**Records from a data collection**
========

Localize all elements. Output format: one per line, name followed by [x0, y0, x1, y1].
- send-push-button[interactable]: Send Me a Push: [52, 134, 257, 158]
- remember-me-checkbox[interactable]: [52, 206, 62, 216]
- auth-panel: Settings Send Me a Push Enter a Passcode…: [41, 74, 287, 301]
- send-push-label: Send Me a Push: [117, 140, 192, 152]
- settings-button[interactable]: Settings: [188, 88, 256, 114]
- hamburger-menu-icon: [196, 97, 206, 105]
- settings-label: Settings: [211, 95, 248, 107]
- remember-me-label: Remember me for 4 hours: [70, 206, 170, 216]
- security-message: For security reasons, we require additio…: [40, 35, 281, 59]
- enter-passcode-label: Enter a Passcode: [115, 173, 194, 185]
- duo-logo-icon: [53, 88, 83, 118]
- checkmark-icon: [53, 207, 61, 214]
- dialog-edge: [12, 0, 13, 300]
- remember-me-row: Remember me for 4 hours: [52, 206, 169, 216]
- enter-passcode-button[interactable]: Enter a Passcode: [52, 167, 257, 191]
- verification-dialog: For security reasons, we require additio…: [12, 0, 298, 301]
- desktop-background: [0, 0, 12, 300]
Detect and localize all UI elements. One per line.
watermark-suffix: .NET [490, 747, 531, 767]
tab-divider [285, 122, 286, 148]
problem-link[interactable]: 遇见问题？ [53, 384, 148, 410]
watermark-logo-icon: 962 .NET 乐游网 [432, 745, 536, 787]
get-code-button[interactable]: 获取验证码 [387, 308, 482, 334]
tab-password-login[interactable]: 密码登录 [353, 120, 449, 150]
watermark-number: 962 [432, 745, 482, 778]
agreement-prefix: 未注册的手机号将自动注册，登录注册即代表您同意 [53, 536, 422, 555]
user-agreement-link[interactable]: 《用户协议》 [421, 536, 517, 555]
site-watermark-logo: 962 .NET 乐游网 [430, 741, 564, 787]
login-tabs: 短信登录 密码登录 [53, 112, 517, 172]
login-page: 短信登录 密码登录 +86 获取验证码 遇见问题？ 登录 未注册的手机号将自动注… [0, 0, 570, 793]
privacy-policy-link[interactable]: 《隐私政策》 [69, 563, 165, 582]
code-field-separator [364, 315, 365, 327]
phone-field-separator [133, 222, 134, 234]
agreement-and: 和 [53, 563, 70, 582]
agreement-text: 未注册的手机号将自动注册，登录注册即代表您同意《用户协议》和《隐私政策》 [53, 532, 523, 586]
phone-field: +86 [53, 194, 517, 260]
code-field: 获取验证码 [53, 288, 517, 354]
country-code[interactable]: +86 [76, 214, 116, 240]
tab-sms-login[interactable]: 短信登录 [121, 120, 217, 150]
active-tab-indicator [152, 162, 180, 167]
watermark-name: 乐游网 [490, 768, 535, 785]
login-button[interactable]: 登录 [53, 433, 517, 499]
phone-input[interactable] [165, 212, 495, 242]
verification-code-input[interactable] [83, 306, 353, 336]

========

**INSTRUCTIONS FOR THE TASK**
Copy out the listing word for word, from its first line through the line containing "- settings-label: Settings: [211, 95, 248, 107]", including both of those lines.

**TASK RESPONSE**
Localize all elements. Output format: one per line, name followed by [x0, y0, x1, y1].
- send-push-button[interactable]: Send Me a Push: [52, 134, 257, 158]
- remember-me-checkbox[interactable]: [52, 206, 62, 216]
- auth-panel: Settings Send Me a Push Enter a Passcode…: [41, 74, 287, 301]
- send-push-label: Send Me a Push: [117, 140, 192, 152]
- settings-button[interactable]: Settings: [188, 88, 256, 114]
- hamburger-menu-icon: [196, 97, 206, 105]
- settings-label: Settings: [211, 95, 248, 107]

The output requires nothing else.